Write out the full listing exactly as given, minus the images.

- _ENTRIES PROVIDED_
------------------------------------------------------------------------

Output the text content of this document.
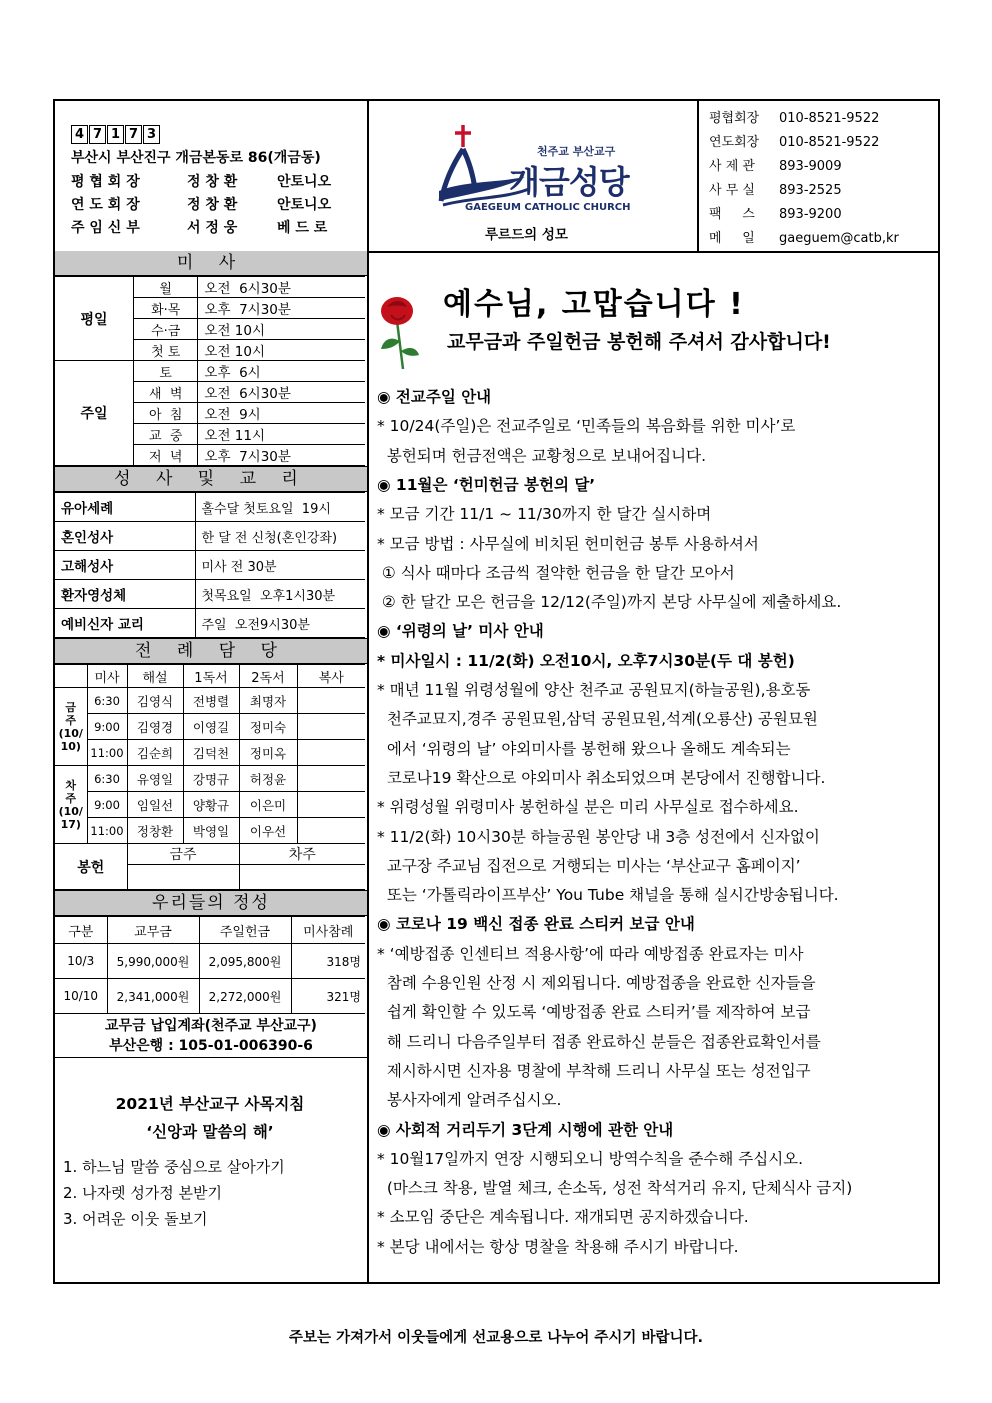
4 7 1 7 3
부산시 부산진구 개금본동로 86(개금동)
평 협 회 장	정 창 환	안토니오
연 도 회 장	정 창 환	안토니오
주 임 신 부	서 정 웅	베 드 로
천주교 부산교구
개금성당
GAEGEUM CATHOLIC CHURCH
루르드의 성모
평협회장 010-8521-9522
연도회장 010-8521-9522
사 제 관 893-9009
사 무 실 893-2525
팩     스 893-9200
메     일 gaeguem@catb,kr
미 사
평일	월	오전  6시30분
	화·목	오후  7시30분
	수·금	오전 10시
	첫 토	오전 10시
주일	토	오후  6시
	새  벽	오전  6시30분
	아  침	오전  9시
	교  중	오전 11시
	저  녁	오후  7시30분
성 사 및 교 리
유아세례	홀수달 첫토요일  19시
혼인성사	한 달 전 신청(혼인강좌)
고해성사	미사 전 30분
환자영성체	첫목요일  오후1시30분
예비신자 교리	주일  오전9시30분
전 례 담 당
	미사	해설	1독서	2독서	복사
금
주
(10/
10)	6:30	김영식	전병렬	최명자	
	9:00	김영경	이영길	정미숙	
	11:00	김순희	김덕천	정미옥	
차
주
(10/
17)	6:30	유영일	강명규	허정윤	
	9:00	임일선	양황규	이은미	
	11:00	정창환	박영일	이우선	
봉헌		금주		차주	

우리들의 정성
구분	교무금	주일헌금	미사참례
10/3	5,990,000원	2,095,800원	318명
10/10	2,341,000원	2,272,000원	321명
교무금 납입계좌(천주교 부산교구)
부산은행 : 105-01-006390-6
2021년 부산교구 사목지침
‘신앙과 말씀의 해’
1. 하느님 말씀 중심으로 살아가기
2. 나자렛 성가정 본받기
3. 어려운 이웃 돌보기
예수님, 고맙습니다 !
교무금과 주일헌금 봉헌해 주셔서 감사합니다!
◉ 전교주일 안내
* 10/24(주일)은 전교주일로 ‘민족들의 복음화를 위한 미사’로
봉헌되며 헌금전액은 교황청으로 보내어집니다.
◉ 11월은 ‘헌미헌금 봉헌의 달’
* 모금 기간 11/1 ~ 11/30까지 한 달간 실시하며
* 모금 방법 : 사무실에 비치된 헌미헌금 봉투 사용하셔서
① 식사 때마다 조금씩 절약한 헌금을 한 달간 모아서
② 한 달간 모은 헌금을 12/12(주일)까지 본당 사무실에 제출하세요.
◉ ‘위령의 날’ 미사 안내
* 미사일시 : 11/2(화) 오전10시, 오후7시30분(두 대 봉헌)
* 매년 11월 위령성월에 양산 천주교 공원묘지(하늘공원),용호동
천주교묘지,경주 공원묘원,삼덕 공원묘원,석계(오룡산) 공원묘원
에서 ‘위령의 날’ 야외미사를 봉헌해 왔으나 올해도 계속되는
코로나19 확산으로 야외미사 취소되었으며 본당에서 진행합니다.
* 위령성월 위령미사 봉헌하실 분은 미리 사무실로 접수하세요.
* 11/2(화) 10시30분 하늘공원 봉안당 내 3층 성전에서 신자없이
교구장 주교님 집전으로 거행되는 미사는 ‘부산교구 홈페이지’
또는 ‘가톨릭라이프부산’ You Tube 채널을 통해 실시간방송됩니다.
◉ 코로나 19 백신 접종 완료 스티커 보급 안내
* ‘예방접종 인센티브 적용사항’에 따라 예방접종 완료자는 미사
참례 수용인원 산정 시 제외됩니다. 예방접종을 완료한 신자들을
쉽게 확인할 수 있도록 ‘예방접종 완료 스티커’를 제작하여 보급
해 드리니 다음주일부터 접종 완료하신 분들은 접종완료확인서를
제시하시면 신자용 명찰에 부착해 드리니 사무실 또는 성전입구
봉사자에게 알려주십시오.
◉ 사회적 거리두기 3단계 시행에 관한 안내
* 10월17일까지 연장 시행되오니 방역수칙을 준수해 주십시오.
(마스크 착용, 발열 체크, 손소독, 성전 착석거리 유지, 단체식사 금지)
* 소모임 중단은 계속됩니다. 재개되면 공지하겠습니다.
* 본당 내에서는 항상 명찰을 착용해 주시기 바랍니다.
주보는 가져가서 이웃들에게 선교용으로 나누어 주시기 바랍니다.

------------------------------------------------------------------------

- _CORRECT RESULT_
Output the text content of this document.
4 7 1 7 3
부산시 부산진구 개금본동로 86(개금동)
평 협 회 장	정 창 환	안토니오
연 도 회 장	정 창 환	안토니오
주 임 신 부	서 정 웅	베 드 로
천주교 부산교구
개금성당
GAEGEUM CATHOLIC CHURCH
루르드의 성모
평협회장 010-8521-9522
연도회장 010-8521-9522
사 제 관 893-9009
사 무 실 893-2525
팩     스 893-9200
메     일 gaeguem@catb,kr
미 사
평일	월	오전  6시30분
	화·목	오후  7시30분
	수·금	오전 10시
	첫 토	오전 10시
주일	토	오후  6시
	새  벽	오전  6시30분
	아  침	오전  9시
	교  중	오전 11시
	저  녁	오후  7시30분
성 사 및 교 리
유아세례	홀수달 첫토요일  19시
혼인성사	한 달 전 신청(혼인강좌)
고해성사	미사 전 30분
환자영성체	첫목요일  오후1시30분
예비신자 교리	주일  오전9시30분
전 례 담 당
	미사	해설	1독서	2독서	복사
금
주
(10/
10)	6:30	김영식	전병렬	최명자	
	9:00	김영경	이영길	정미숙	
	11:00	김순희	김덕천	정미옥	
차
주
(10/
17)	6:30	유영일	강명규	허정윤	
	9:00	임일선	양황규	이은미	
	11:00	정창환	박영일	이우선	
봉헌		금주		차주	

우리들의 정성
구분	교무금	주일헌금	미사참례
10/3	5,990,000원	2,095,800원	318명
10/10	2,341,000원	2,272,000원	321명
교무금 납입계좌(천주교 부산교구)
부산은행 : 105-01-006390-6
2021년 부산교구 사목지침
‘신앙과 말씀의 해’
1. 하느님 말씀 중심으로 살아가기
2. 나자렛 성가정 본받기
3. 어려운 이웃 돌보기
예수님, 고맙습니다 !
교무금과 주일헌금 봉헌해 주셔서 감사합니다!
◉ 전교주일 안내
* 10/24(주일)은 전교주일로 ‘민족들의 복음화를 위한 미사’로
봉헌되며 헌금전액은 교황청으로 보내어집니다.
◉ 11월은 ‘헌미헌금 봉헌의 달’
* 모금 기간 11/1 ~ 11/30까지 한 달간 실시하며
* 모금 방법 : 사무실에 비치된 헌미헌금 봉투 사용하셔서
① 식사 때마다 조금씩 절약한 헌금을 한 달간 모아서
② 한 달간 모은 헌금을 12/12(주일)까지 본당 사무실에 제출하세요.
◉ ‘위령의 날’ 미사 안내
* 미사일시 : 11/2(화) 오전10시, 오후7시30분(두 대 봉헌)
* 매년 11월 위령성월에 양산 천주교 공원묘지(하늘공원),용호동
천주교묘지,경주 공원묘원,삼덕 공원묘원,석계(오룡산) 공원묘원
에서 ‘위령의 날’ 야외미사를 봉헌해 왔으나 올해도 계속되는
코로나19 확산으로 야외미사 취소되었으며 본당에서 진행합니다.
* 위령성월 위령미사 봉헌하실 분은 미리 사무실로 접수하세요.
* 11/2(화) 10시30분 하늘공원 봉안당 내 3층 성전에서 신자없이
교구장 주교님 집전으로 거행되는 미사는 ‘부산교구 홈페이지’
또는 ‘가톨릭라이프부산’ You Tube 채널을 통해 실시간방송됩니다.
◉ 코로나 19 백신 접종 완료 스티커 보급 안내
* ‘예방접종 인센티브 적용사항’에 따라 예방접종 완료자는 미사
참례 수용인원 산정 시 제외됩니다. 예방접종을 완료한 신자들을
쉽게 확인할 수 있도록 ‘예방접종 완료 스티커’를 제작하여 보급
해 드리니 다음주일부터 접종 완료하신 분들은 접종완료확인서를
제시하시면 신자용 명찰에 부착해 드리니 사무실 또는 성전입구
봉사자에게 알려주십시오.
◉ 사회적 거리두기 3단계 시행에 관한 안내
* 10월17일까지 연장 시행되오니 방역수칙을 준수해 주십시오.
(마스크 착용, 발열 체크, 손소독, 성전 착석거리 유지, 단체식사 금지)
* 소모임 중단은 계속됩니다. 재개되면 공지하겠습니다.
* 본당 내에서는 항상 명찰을 착용해 주시기 바랍니다.
주보는 가져가서 이웃들에게 선교용으로 나누어 주시기 바랍니다.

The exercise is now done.